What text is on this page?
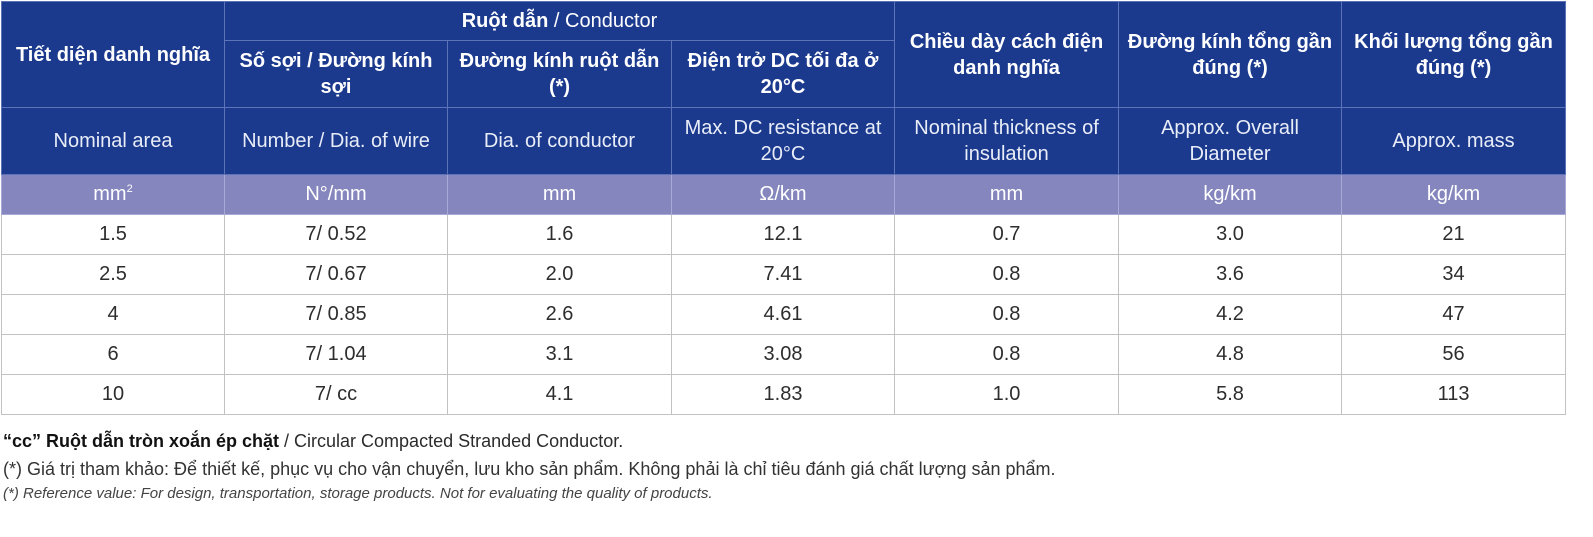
Tiết diện danh nghĩa	Ruột dẫn / Conductor			Chiều dày cách điện danh nghĩa	Đường kính tổng gần đúng (*)	Khối lượng tổng gần đúng (*)
	Số sợi / Đường kính sợi	Đường kính ruột dẫn (*)	Điện trở DC tối đa ở 20°C			
Nominal area	Number / Dia. of wire	Dia. of conductor	Max. DC resistance at 20°C	Nominal thickness of insulation	Approx. Overall Diameter	Approx. mass
$mm^2$	N°/mm	mm	Ω/km	mm	kg/km	kg/km
1.5	7/ 0.52	1.6	12.1	0.7	3.0	21
2.5	7/ 0.67	2.0	7.41	0.8	3.6	34
4	7/ 0.85	2.6	4.61	0.8	4.2	47
6	7/ 1.04	3.1	3.08	0.8	4.8	56
10	7/ cc	4.1	1.83	1.0	5.8	113
“cc” Ruột dẫn tròn xoắn ép chặt / Circular Compacted Stranded Conductor.
(*) Giá trị tham khảo: Để thiết kế, phục vụ cho vận chuyển, lưu kho sản phẩm. Không phải là chỉ tiêu đánh giá chất lượng sản phẩm.
(*) Reference value: For design, transportation, storage products. Not for evaluating the quality of products.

******

_SET EXERCISE_
Copy out every line in the listing where the word "kính" appears.

_ANSWER TO THIS PROBLEM_
Tiết diện danh nghĩa	Ruột dẫn / Conductor			Chiều dày cách điện danh nghĩa	Đường kính tổng gần đúng (*)	Khối lượng tổng gần đúng (*)
	Số sợi / Đường kính sợi	Đường kính ruột dẫn (*)	Điện trở DC tối đa ở 20°C			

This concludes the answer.